_TASK DIRECTIONS_
Reproduce the entries exactly.

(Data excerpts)
----

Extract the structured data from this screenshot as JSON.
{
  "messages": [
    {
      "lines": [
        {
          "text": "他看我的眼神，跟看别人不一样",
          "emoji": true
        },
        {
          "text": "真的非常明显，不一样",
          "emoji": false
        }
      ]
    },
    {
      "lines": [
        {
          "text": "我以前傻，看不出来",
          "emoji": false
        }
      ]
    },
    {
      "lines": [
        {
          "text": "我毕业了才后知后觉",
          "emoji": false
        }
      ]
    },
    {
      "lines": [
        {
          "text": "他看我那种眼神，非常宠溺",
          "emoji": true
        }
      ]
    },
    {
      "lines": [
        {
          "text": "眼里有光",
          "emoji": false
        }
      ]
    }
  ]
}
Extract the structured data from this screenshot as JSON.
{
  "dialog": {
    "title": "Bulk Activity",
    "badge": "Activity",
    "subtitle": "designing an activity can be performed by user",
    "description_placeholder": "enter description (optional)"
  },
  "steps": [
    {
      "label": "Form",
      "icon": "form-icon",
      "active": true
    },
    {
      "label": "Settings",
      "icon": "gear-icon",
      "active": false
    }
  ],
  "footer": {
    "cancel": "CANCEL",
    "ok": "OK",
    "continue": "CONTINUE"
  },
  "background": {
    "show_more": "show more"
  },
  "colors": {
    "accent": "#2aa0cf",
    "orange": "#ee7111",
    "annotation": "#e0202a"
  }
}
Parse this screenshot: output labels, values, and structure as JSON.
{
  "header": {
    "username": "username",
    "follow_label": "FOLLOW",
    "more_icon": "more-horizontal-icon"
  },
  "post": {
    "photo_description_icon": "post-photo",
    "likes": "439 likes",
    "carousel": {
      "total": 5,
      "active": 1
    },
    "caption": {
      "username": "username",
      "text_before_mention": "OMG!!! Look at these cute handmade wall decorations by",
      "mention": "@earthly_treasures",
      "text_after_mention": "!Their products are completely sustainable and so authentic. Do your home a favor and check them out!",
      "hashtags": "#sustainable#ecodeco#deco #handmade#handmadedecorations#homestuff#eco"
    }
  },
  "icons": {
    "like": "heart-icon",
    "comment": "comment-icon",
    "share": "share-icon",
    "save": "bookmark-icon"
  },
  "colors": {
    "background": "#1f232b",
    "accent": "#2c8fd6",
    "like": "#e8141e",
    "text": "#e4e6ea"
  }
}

----

_CORRECT RESPONSE_
Extract the structured data from this screenshot as JSON.
{
  "messages": [
    {
      "lines": [
        {
          "text": "他看我的眼神，跟看别人不一样",
          "emoji": true
        },
        {
          "text": "真的非常明显，不一样",
          "emoji": false
        }
      ]
    },
    {
      "lines": [
        {
          "text": "我以前傻，看不出来",
          "emoji": false
        }
      ]
    },
    {
      "lines": [
        {
          "text": "我毕业了才后知后觉",
          "emoji": false
        }
      ]
    },
    {
      "lines": [
        {
          "text": "他看我那种眼神，非常宠溺",
          "emoji": true
        }
      ]
    },
    {
      "lines": [
        {
          "text": "眼里有光",
          "emoji": false
        }
      ]
    }
  ]
}
Extract the structured data from this screenshot as JSON.
{
  "dialog": {
    "title": "Bulk Activity",
    "badge": "Activity",
    "subtitle": "designing an activity can be performed by user",
    "description_placeholder": "enter description (optional)"
  },
  "steps": [
    {
      "label": "Form",
      "icon": "form-icon",
      "active": true
    },
    {
      "label": "Settings",
      "icon": "gear-icon",
      "active": false
    }
  ],
  "footer": {
    "cancel": "CANCEL",
    "ok": "OK",
    "continue": "CONTINUE"
  },
  "background": {
    "show_more": "show more"
  },
  "colors": {
    "accent": "#2aa0cf",
    "orange": "#ee7111",
    "annotation": "#e0202a"
  }
}
Parse this screenshot: output labels, values, and structure as JSON.
{
  "header": {
    "username": "username",
    "follow_label": "FOLLOW",
    "more_icon": "more-horizontal-icon"
  },
  "post": {
    "photo_description_icon": "post-photo",
    "likes": "439 likes",
    "carousel": {
      "total": 5,
      "active": 1
    },
    "caption": {
      "username": "username",
      "text_before_mention": "OMG!!! Look at these cute handmade wall decorations by",
      "mention": "@earthly_treasures",
      "text_after_mention": "!Their products are completely sustainable and so authentic. Do your home a favor and check them out!",
      "hashtags": "#sustainable#ecodeco#deco #handmade#handmadedecorations#homestuff#eco"
    }
  },
  "icons": {
    "like": "heart-icon",
    "comment": "comment-icon",
    "share": "share-icon",
    "save": "bookmark-icon"
  },
  "colors": {
    "background": "#1f232b",
    "accent": "#2c8fd6",
    "like": "#e8141e",
    "text": "#e4e6ea"
  }
}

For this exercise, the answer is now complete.